What needs to be done - Go through the data below. Pull out every line that has the word "name".

Figure data in JSON -

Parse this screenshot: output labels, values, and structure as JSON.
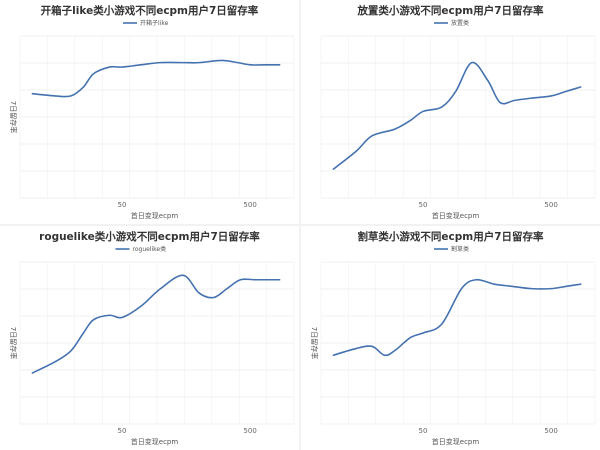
{
  "chart_data": [
    {
      "type": "line",
      "title": "开箱子like类小游戏不同ecpm用户7日留存率",
      "xlabel": "首日变现ecpm",
      "ylabel": "7日留存率",
      "x_ticks": [
        "50",
        "500"
      ],
      "series": [
        {
          "name": "开箱子like",
          "color": "#4472b0",
          "x": [
            10,
            15,
            20,
            25,
            30,
            40,
            50,
            70,
            100,
            150,
            200,
            300,
            400,
            500,
            650,
            850
          ],
          "y": [
            0.52,
            0.51,
            0.51,
            0.55,
            0.61,
            0.64,
            0.64,
            0.65,
            0.66,
            0.66,
            0.66,
            0.67,
            0.66,
            0.65,
            0.65,
            0.65
          ]
        }
      ]
    },
    {
      "type": "line",
      "title": "放置类小游戏不同ecpm用户7日留存率",
      "xlabel": "首日变现ecpm",
      "ylabel": "",
      "x_ticks": [
        "50",
        "500"
      ],
      "series": [
        {
          "name": "放置类",
          "color": "#4472b0",
          "x": [
            10,
            15,
            20,
            30,
            40,
            50,
            70,
            90,
            120,
            160,
            200,
            260,
            350,
            500,
            650,
            850
          ],
          "y": [
            0.18,
            0.26,
            0.33,
            0.36,
            0.4,
            0.44,
            0.46,
            0.53,
            0.66,
            0.58,
            0.48,
            0.49,
            0.5,
            0.51,
            0.53,
            0.55
          ]
        }
      ]
    },
    {
      "type": "line",
      "title": "roguelike类小游戏不同ecpm用户7日留存率",
      "xlabel": "首日变现ecpm",
      "ylabel": "7日留存率",
      "x_ticks": [
        "50",
        "500"
      ],
      "series": [
        {
          "name": "roguelike类",
          "color": "#4472b0",
          "x": [
            10,
            15,
            20,
            25,
            30,
            40,
            50,
            70,
            100,
            150,
            200,
            260,
            330,
            420,
            550,
            850
          ],
          "y": [
            0.28,
            0.33,
            0.38,
            0.46,
            0.52,
            0.54,
            0.53,
            0.58,
            0.66,
            0.72,
            0.64,
            0.62,
            0.66,
            0.7,
            0.7,
            0.7
          ]
        }
      ]
    },
    {
      "type": "line",
      "title": "割草类小游戏不同ecpm用户7日留存率",
      "xlabel": "首日变现ecpm",
      "ylabel": "7日留存率",
      "x_ticks": [
        "50",
        "500"
      ],
      "series": [
        {
          "name": "割草类",
          "color": "#4472b0",
          "x": [
            10,
            15,
            20,
            25,
            30,
            40,
            50,
            70,
            100,
            130,
            180,
            250,
            350,
            500,
            650,
            850
          ],
          "y": [
            0.36,
            0.39,
            0.4,
            0.36,
            0.38,
            0.44,
            0.46,
            0.5,
            0.66,
            0.7,
            0.68,
            0.67,
            0.66,
            0.66,
            0.67,
            0.68
          ]
        }
      ]
    }
  ]
}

Written solution -
          "name": "开箱子like",
          "name": "放置类",
          "name": "roguelike类",
          "name": "割草类",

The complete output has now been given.